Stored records
____________
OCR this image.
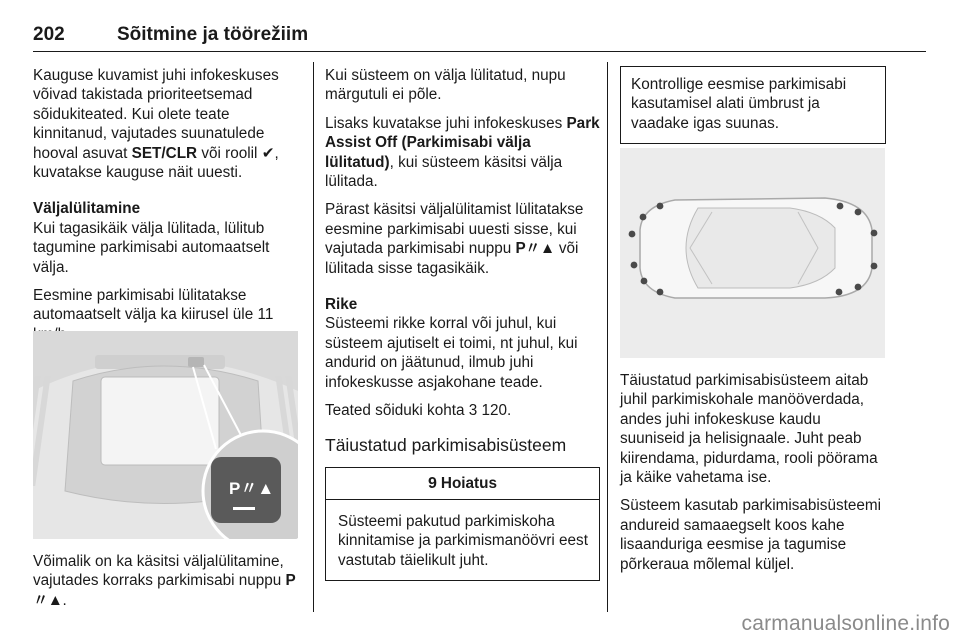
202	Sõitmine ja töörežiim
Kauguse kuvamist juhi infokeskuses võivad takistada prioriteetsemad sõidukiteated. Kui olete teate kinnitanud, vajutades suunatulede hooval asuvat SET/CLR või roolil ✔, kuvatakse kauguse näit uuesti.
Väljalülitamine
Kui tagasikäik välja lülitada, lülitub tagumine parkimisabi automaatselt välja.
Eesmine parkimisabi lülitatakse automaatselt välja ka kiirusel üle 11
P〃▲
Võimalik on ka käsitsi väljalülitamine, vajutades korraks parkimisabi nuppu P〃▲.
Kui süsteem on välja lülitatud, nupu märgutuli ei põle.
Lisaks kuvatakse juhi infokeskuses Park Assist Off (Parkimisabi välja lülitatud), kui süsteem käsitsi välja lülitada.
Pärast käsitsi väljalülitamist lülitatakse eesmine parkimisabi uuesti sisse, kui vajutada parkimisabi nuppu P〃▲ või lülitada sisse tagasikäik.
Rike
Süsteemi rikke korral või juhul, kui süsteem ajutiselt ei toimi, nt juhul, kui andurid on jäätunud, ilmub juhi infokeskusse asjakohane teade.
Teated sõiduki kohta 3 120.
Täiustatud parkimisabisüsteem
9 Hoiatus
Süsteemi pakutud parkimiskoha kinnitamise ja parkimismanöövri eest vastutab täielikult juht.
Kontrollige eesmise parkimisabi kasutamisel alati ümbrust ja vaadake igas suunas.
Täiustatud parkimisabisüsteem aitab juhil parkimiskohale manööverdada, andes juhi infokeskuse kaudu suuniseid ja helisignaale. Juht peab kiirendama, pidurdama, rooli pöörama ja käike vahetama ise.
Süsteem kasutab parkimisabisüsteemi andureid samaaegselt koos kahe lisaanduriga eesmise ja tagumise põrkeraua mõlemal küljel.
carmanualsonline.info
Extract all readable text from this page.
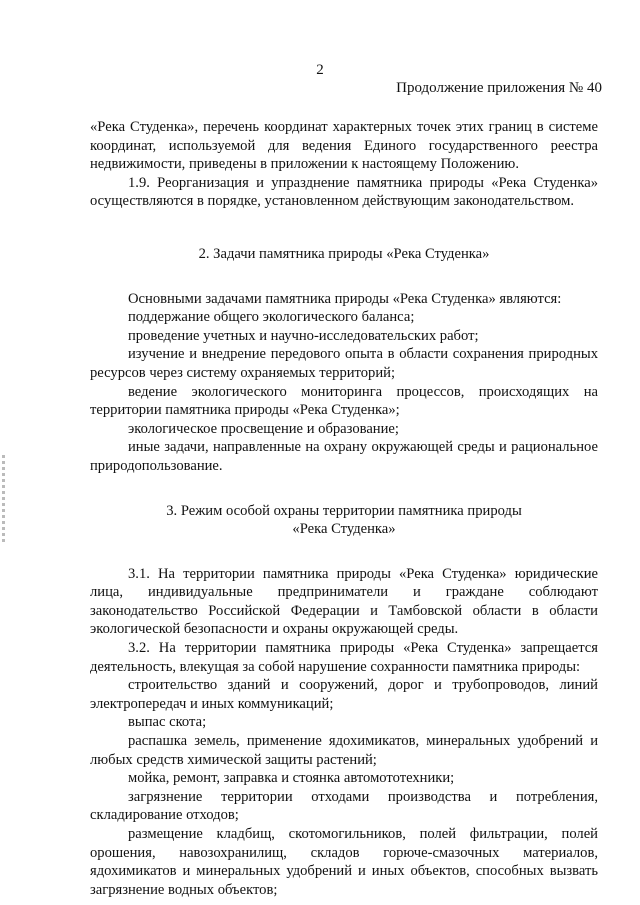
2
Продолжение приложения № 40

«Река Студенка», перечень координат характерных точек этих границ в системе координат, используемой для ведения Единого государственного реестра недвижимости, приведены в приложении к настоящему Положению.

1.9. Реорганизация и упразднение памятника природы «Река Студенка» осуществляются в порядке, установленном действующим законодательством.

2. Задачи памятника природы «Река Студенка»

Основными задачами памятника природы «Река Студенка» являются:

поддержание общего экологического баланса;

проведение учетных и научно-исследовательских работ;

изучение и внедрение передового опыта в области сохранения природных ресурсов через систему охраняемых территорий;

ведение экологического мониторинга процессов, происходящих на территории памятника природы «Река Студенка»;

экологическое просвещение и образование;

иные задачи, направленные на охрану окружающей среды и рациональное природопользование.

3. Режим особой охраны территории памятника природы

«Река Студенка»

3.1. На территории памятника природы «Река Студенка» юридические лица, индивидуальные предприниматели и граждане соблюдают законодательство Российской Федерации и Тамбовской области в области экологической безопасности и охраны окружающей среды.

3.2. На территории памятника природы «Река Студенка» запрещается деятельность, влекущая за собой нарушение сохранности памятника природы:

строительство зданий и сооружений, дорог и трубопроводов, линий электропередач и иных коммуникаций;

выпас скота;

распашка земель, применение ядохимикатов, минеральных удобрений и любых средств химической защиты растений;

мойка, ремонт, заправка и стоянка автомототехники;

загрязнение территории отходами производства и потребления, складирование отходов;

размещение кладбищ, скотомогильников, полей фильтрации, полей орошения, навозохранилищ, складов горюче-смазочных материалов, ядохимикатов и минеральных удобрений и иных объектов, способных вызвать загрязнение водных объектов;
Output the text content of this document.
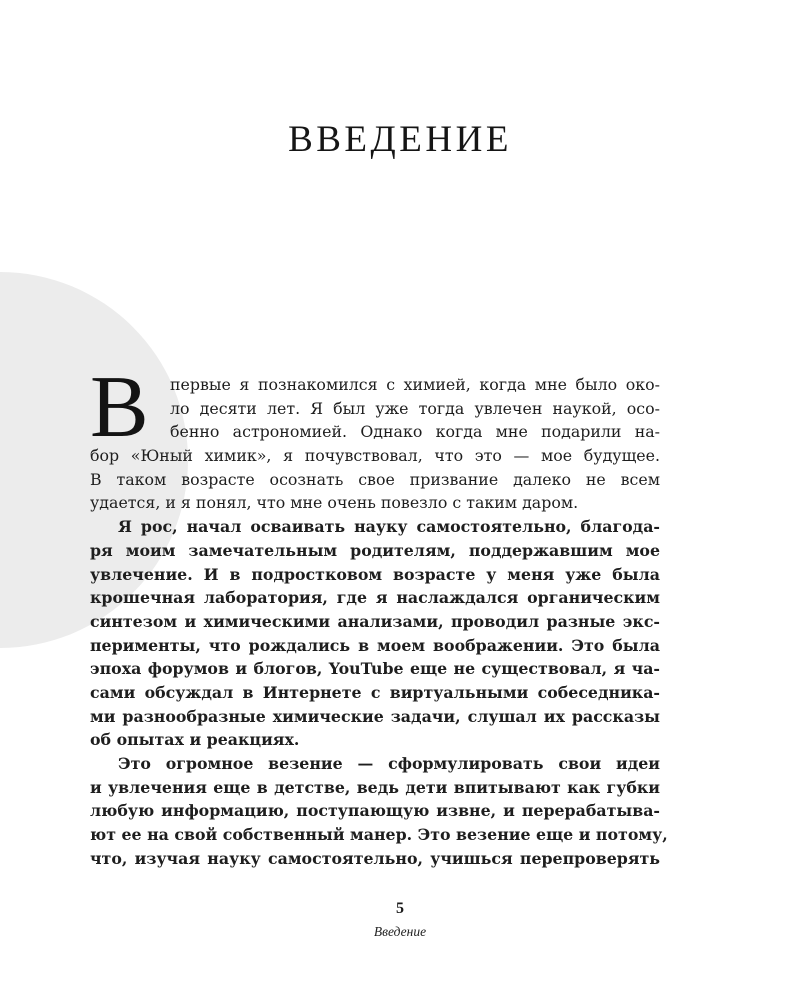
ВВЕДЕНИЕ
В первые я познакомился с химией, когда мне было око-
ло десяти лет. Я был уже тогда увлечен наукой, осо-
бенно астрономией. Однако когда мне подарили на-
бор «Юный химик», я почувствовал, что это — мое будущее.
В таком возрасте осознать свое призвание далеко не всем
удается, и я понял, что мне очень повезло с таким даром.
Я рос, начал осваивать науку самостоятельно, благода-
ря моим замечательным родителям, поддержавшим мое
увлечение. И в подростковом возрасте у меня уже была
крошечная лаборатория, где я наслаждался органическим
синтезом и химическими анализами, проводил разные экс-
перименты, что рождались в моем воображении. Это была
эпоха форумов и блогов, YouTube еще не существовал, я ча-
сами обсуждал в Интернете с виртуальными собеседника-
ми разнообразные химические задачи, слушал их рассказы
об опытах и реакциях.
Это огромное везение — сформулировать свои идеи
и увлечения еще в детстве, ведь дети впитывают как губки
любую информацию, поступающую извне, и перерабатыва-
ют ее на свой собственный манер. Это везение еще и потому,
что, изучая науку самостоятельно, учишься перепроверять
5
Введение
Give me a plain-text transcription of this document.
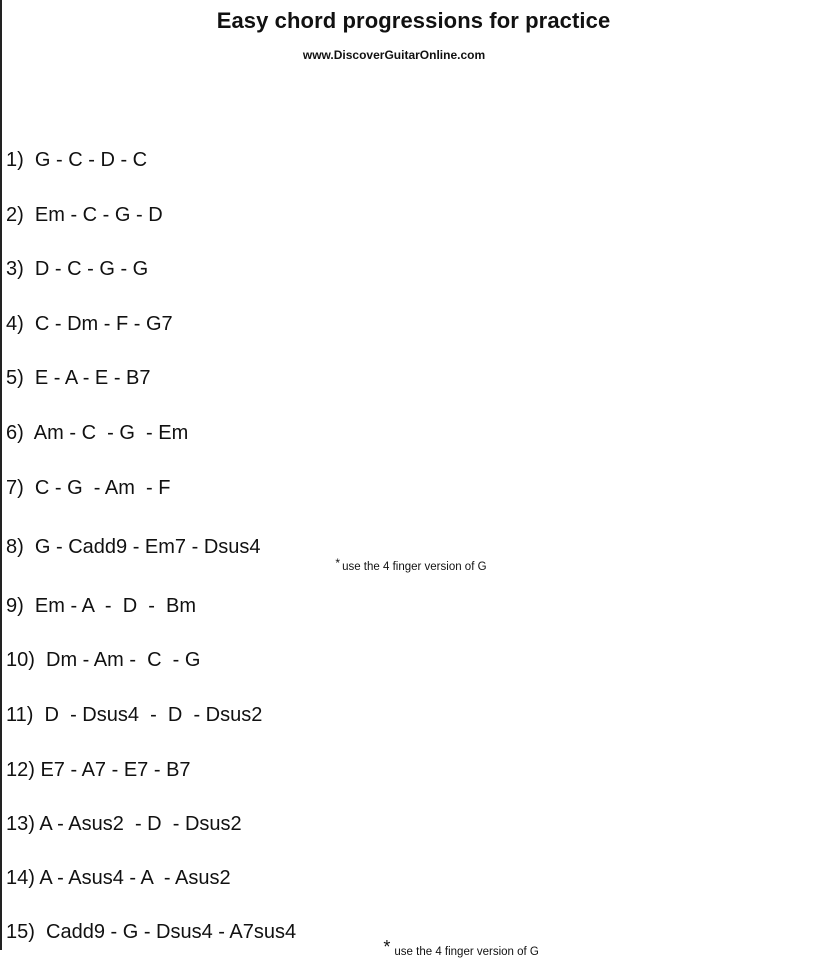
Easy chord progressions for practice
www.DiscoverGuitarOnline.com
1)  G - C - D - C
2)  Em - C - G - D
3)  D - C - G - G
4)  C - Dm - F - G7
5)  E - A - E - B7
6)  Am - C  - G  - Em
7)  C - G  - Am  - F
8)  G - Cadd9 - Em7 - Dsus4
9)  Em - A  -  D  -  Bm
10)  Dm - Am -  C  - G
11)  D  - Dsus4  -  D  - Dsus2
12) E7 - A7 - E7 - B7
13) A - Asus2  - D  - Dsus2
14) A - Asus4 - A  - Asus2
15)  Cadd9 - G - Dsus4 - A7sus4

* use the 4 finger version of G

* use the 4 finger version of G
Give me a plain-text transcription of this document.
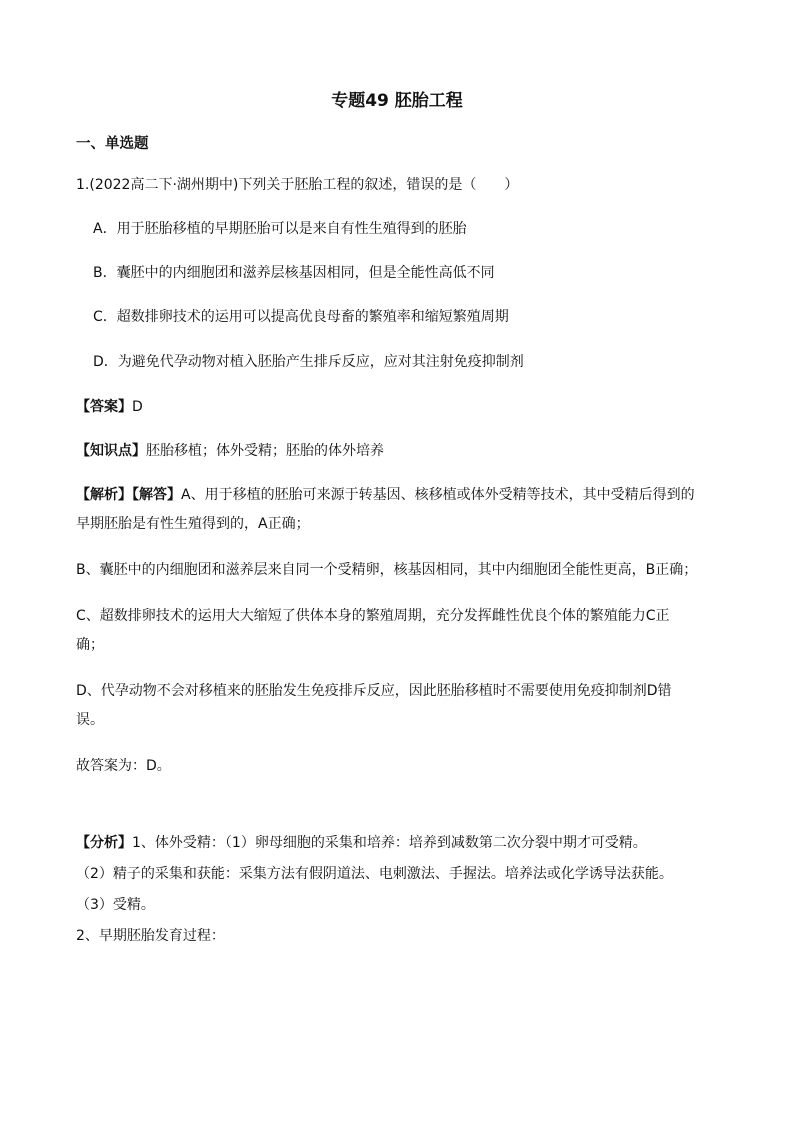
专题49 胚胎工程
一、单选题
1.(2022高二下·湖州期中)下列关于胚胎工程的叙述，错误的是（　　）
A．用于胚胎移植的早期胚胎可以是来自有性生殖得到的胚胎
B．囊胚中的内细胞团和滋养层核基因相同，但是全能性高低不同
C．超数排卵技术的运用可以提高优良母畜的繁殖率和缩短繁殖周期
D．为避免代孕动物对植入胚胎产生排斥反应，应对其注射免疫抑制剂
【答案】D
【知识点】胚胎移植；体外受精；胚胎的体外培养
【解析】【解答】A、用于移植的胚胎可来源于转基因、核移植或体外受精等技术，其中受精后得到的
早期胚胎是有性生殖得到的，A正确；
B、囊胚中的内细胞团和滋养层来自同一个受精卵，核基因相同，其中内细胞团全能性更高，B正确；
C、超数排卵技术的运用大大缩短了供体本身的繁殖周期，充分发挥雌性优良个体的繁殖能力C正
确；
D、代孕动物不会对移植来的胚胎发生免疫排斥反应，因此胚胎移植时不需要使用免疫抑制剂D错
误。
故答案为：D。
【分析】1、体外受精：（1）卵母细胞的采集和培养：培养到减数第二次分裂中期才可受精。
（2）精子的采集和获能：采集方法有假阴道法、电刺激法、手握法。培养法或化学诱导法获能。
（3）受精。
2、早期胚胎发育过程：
____________
__SET EXERCISE__
Check every line for "ядохимикатов" and show the ones that have it.

__WRITTEN ANSWER__
распашка земель, применение ядохимикатов, минеральных удобрений и любых средств химической защиты растений;
размещение кладбищ, скотомогильников, полей фильтрации, полей орошения, навозохранилищ, складов горюче-смазочных материалов, ядохимикатов и минеральных удобрений и иных объектов, способных вызвать загрязнение водных объектов;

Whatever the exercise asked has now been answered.